▶ **REQUIREMENTS**
Which lines of the records contain "contact"? Collect every one of them.

=-=-=

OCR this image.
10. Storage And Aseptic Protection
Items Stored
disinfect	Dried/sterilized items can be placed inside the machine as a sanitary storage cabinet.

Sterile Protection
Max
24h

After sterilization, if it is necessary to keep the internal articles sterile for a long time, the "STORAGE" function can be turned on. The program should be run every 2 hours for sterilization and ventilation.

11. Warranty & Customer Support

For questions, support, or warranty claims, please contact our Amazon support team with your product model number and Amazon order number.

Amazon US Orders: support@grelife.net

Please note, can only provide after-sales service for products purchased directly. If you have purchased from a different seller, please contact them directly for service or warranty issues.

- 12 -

=-=-=

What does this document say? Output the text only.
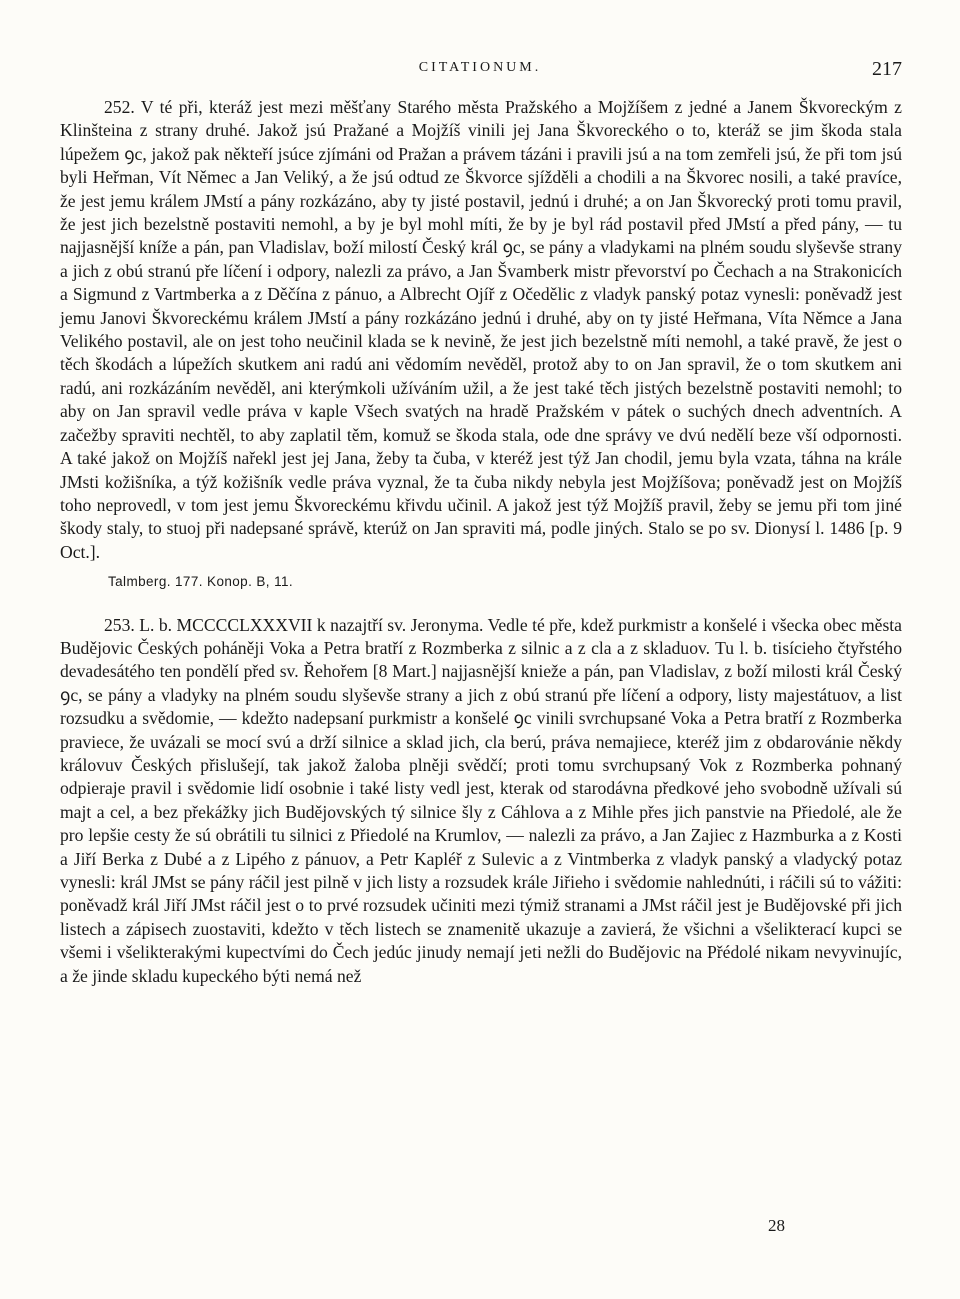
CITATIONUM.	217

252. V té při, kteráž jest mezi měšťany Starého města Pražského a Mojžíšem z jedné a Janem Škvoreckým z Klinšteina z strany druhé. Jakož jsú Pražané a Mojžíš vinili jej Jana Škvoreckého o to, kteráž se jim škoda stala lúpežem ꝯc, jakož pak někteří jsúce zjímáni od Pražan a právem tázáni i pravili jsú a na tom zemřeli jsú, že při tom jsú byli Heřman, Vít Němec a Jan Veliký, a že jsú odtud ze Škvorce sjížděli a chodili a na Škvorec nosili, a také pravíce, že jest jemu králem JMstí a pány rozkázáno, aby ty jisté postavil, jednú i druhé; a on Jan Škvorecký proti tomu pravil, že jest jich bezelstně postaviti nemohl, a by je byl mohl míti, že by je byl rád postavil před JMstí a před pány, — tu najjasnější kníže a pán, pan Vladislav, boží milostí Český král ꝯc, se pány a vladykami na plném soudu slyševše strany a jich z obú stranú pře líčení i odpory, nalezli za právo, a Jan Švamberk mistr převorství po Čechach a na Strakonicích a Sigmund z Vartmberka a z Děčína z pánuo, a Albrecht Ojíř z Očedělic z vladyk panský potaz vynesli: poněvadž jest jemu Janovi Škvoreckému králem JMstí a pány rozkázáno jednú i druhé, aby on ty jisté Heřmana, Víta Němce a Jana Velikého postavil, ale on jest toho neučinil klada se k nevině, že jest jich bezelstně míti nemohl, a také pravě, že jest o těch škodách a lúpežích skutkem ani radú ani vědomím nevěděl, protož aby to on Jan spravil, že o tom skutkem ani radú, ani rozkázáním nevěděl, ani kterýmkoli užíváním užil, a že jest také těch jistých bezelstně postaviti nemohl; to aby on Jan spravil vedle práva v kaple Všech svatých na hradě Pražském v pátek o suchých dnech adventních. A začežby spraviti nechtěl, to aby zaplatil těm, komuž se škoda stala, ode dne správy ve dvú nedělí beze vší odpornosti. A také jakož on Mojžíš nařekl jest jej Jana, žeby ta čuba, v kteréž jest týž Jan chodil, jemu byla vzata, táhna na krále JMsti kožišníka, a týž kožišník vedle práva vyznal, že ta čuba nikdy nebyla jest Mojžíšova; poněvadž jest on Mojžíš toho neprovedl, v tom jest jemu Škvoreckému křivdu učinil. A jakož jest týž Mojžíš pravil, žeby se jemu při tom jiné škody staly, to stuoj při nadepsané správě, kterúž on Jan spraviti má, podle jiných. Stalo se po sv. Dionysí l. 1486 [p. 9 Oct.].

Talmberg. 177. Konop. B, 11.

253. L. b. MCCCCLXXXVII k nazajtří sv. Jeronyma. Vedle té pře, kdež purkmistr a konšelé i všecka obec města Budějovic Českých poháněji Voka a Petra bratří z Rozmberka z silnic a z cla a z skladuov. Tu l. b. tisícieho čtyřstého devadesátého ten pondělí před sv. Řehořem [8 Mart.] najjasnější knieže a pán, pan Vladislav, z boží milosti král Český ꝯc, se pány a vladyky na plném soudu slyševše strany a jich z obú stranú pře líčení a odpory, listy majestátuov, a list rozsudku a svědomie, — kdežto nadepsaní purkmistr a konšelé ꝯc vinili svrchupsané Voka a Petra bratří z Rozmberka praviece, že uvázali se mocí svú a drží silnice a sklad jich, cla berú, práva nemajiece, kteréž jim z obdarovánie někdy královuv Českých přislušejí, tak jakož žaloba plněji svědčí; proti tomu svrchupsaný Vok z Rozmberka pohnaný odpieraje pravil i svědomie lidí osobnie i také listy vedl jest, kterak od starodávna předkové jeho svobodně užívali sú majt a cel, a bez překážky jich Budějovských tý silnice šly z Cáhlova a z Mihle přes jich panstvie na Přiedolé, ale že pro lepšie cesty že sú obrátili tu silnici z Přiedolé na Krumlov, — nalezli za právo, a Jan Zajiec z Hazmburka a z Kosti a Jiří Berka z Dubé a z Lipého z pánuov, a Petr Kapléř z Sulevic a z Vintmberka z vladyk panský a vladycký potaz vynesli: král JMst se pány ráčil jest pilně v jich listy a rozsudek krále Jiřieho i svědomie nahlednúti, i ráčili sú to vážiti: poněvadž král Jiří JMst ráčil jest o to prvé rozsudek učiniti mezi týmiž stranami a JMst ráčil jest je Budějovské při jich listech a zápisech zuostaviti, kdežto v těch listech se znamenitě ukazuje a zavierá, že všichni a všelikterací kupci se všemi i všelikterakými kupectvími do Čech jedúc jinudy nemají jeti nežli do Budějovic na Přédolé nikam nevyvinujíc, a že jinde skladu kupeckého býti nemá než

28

=-=-=

▶ **CORRECT ANSWER**
For questions, support, or warranty claims, please contact our Amazon support team with your product model number and Amazon order number.
Please note, can only provide after-sales service for products purchased directly. If you have purchased from a different seller, please contact them directly for service or warranty issues.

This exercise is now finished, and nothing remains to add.